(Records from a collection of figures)
#####

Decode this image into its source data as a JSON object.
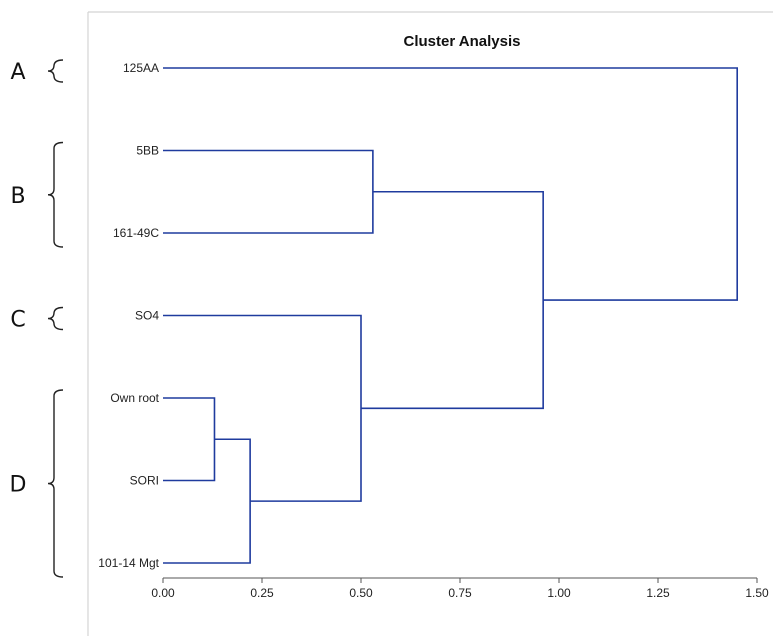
{
  "chart_data": {
    "type": "dendrogram",
    "title": "Cluster Analysis",
    "xlabel": "",
    "ylabel": "",
    "xlim": [
      0,
      1.5
    ],
    "x_ticks": [
      "0.00",
      "0.25",
      "0.50",
      "0.75",
      "1.00",
      "1.25",
      "1.50"
    ],
    "line_color": "#1f3b9e",
    "leaves": [
      "125AA",
      "5BB",
      "161-49C",
      "SO4",
      "Own root",
      "SORI",
      "101-14 Mgt"
    ],
    "merges": [
      {
        "id": "m1",
        "left": "Own root",
        "right": "SORI",
        "height": 0.13
      },
      {
        "id": "m2",
        "left": "m1",
        "right": "101-14 Mgt",
        "height": 0.22
      },
      {
        "id": "m3",
        "left": "SO4",
        "right": "m2",
        "height": 0.5
      },
      {
        "id": "m4",
        "left": "5BB",
        "right": "161-49C",
        "height": 0.53
      },
      {
        "id": "m5",
        "left": "m4",
        "right": "m3",
        "height": 0.96
      },
      {
        "id": "m6",
        "left": "125AA",
        "right": "m5",
        "height": 1.45
      }
    ],
    "groups": [
      {
        "letter": "A",
        "first": "125AA",
        "last": "125AA"
      },
      {
        "letter": "B",
        "first": "5BB",
        "last": "161-49C"
      },
      {
        "letter": "C",
        "first": "SO4",
        "last": "SO4"
      },
      {
        "letter": "D",
        "first": "Own root",
        "last": "101-14 Mgt"
      }
    ]
  }
}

#####

## WHAT IS BEING ASKED
Copy all the entries word for word. Omit any pictures.

## OUTPUT
Decode this image into its source data as a JSON object.
{
  "chart_data": {
    "type": "dendrogram",
    "title": "Cluster Analysis",
    "xlabel": "",
    "ylabel": "",
    "xlim": [
      0,
      1.5
    ],
    "x_ticks": [
      "0.00",
      "0.25",
      "0.50",
      "0.75",
      "1.00",
      "1.25",
      "1.50"
    ],
    "line_color": "#1f3b9e",
    "leaves": [
      "125AA",
      "5BB",
      "161-49C",
      "SO4",
      "Own root",
      "SORI",
      "101-14 Mgt"
    ],
    "merges": [
      {
        "id": "m1",
        "left": "Own root",
        "right": "SORI",
        "height": 0.13
      },
      {
        "id": "m2",
        "left": "m1",
        "right": "101-14 Mgt",
        "height": 0.22
      },
      {
        "id": "m3",
        "left": "SO4",
        "right": "m2",
        "height": 0.5
      },
      {
        "id": "m4",
        "left": "5BB",
        "right": "161-49C",
        "height": 0.53
      },
      {
        "id": "m5",
        "left": "m4",
        "right": "m3",
        "height": 0.96
      },
      {
        "id": "m6",
        "left": "125AA",
        "right": "m5",
        "height": 1.45
      }
    ],
    "groups": [
      {
        "letter": "A",
        "first": "125AA",
        "last": "125AA"
      },
      {
        "letter": "B",
        "first": "5BB",
        "last": "161-49C"
      },
      {
        "letter": "C",
        "first": "SO4",
        "last": "SO4"
      },
      {
        "letter": "D",
        "first": "Own root",
        "last": "101-14 Mgt"
      }
    ]
  }
}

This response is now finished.